-- begin PROVIDED DATA --

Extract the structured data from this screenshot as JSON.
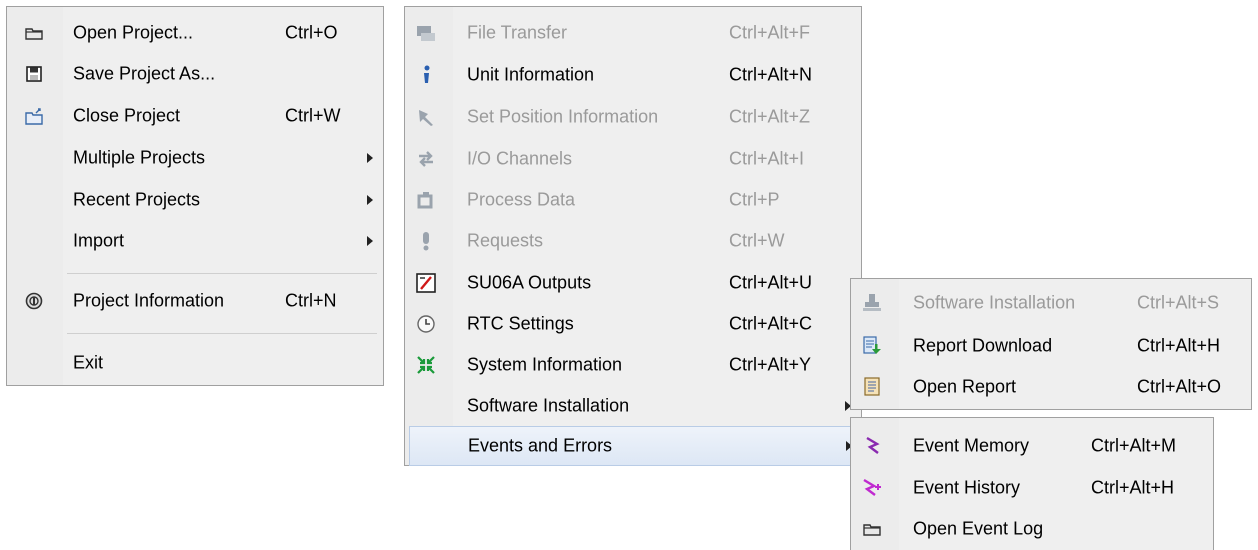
{
  "menu1": {
    "items": [
      {
        "label": "Open Project...",
        "shortcut": "Ctrl+O",
        "icon": "folder-open-icon"
      },
      {
        "label": "Save Project As...",
        "shortcut": "",
        "icon": "floppy-disk-icon"
      },
      {
        "label": "Close Project",
        "shortcut": "Ctrl+W",
        "icon": "folder-close-icon"
      },
      {
        "label": "Multiple Projects",
        "shortcut": "",
        "icon": ""
      },
      {
        "label": "Recent Projects",
        "shortcut": "",
        "icon": ""
      },
      {
        "label": "Import",
        "shortcut": "",
        "icon": ""
      },
      {
        "label": "Project Information",
        "shortcut": "Ctrl+N",
        "icon": "info-circle-icon"
      },
      {
        "label": "Exit",
        "shortcut": "",
        "icon": ""
      }
    ]
  },
  "menu2": {
    "items": [
      {
        "label": "File Transfer",
        "shortcut": "Ctrl+Alt+F",
        "disabled": true
      },
      {
        "label": "Unit Information",
        "shortcut": "Ctrl+Alt+N",
        "disabled": false
      },
      {
        "label": "Set Position Information",
        "shortcut": "Ctrl+Alt+Z",
        "disabled": true
      },
      {
        "label": "I/O Channels",
        "shortcut": "Ctrl+Alt+I",
        "disabled": true
      },
      {
        "label": "Process Data",
        "shortcut": "Ctrl+P",
        "disabled": true
      },
      {
        "label": "Requests",
        "shortcut": "Ctrl+W",
        "disabled": true
      },
      {
        "label": "SU06A Outputs",
        "shortcut": "Ctrl+Alt+U",
        "disabled": false
      },
      {
        "label": "RTC Settings",
        "shortcut": "Ctrl+Alt+C",
        "disabled": false
      },
      {
        "label": "System Information",
        "shortcut": "Ctrl+Alt+Y",
        "disabled": false
      },
      {
        "label": "Software Installation",
        "shortcut": "",
        "disabled": false
      },
      {
        "label": "Events and Errors",
        "shortcut": "",
        "disabled": false
      }
    ]
  },
  "menu3": {
    "items": [
      {
        "label": "Software Installation",
        "shortcut": "Ctrl+Alt+S",
        "disabled": true
      },
      {
        "label": "Report Download",
        "shortcut": "Ctrl+Alt+H",
        "disabled": false
      },
      {
        "label": "Open Report",
        "shortcut": "Ctrl+Alt+O",
        "disabled": false
      }
    ]
  },
  "menu4": {
    "items": [
      {
        "label": "Event Memory",
        "shortcut": "Ctrl+Alt+M"
      },
      {
        "label": "Event History",
        "shortcut": "Ctrl+Alt+H"
      },
      {
        "label": "Open Event Log",
        "shortcut": ""
      }
    ]
  }
}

-- end PROVIDED DATA --

In the entries above, find each line with the word "Information" and copy it.

## FINISHED EXERCISE:
        "label": "Project Information",
        "label": "Unit Information",
        "label": "Set Position Information",
        "label": "System Information",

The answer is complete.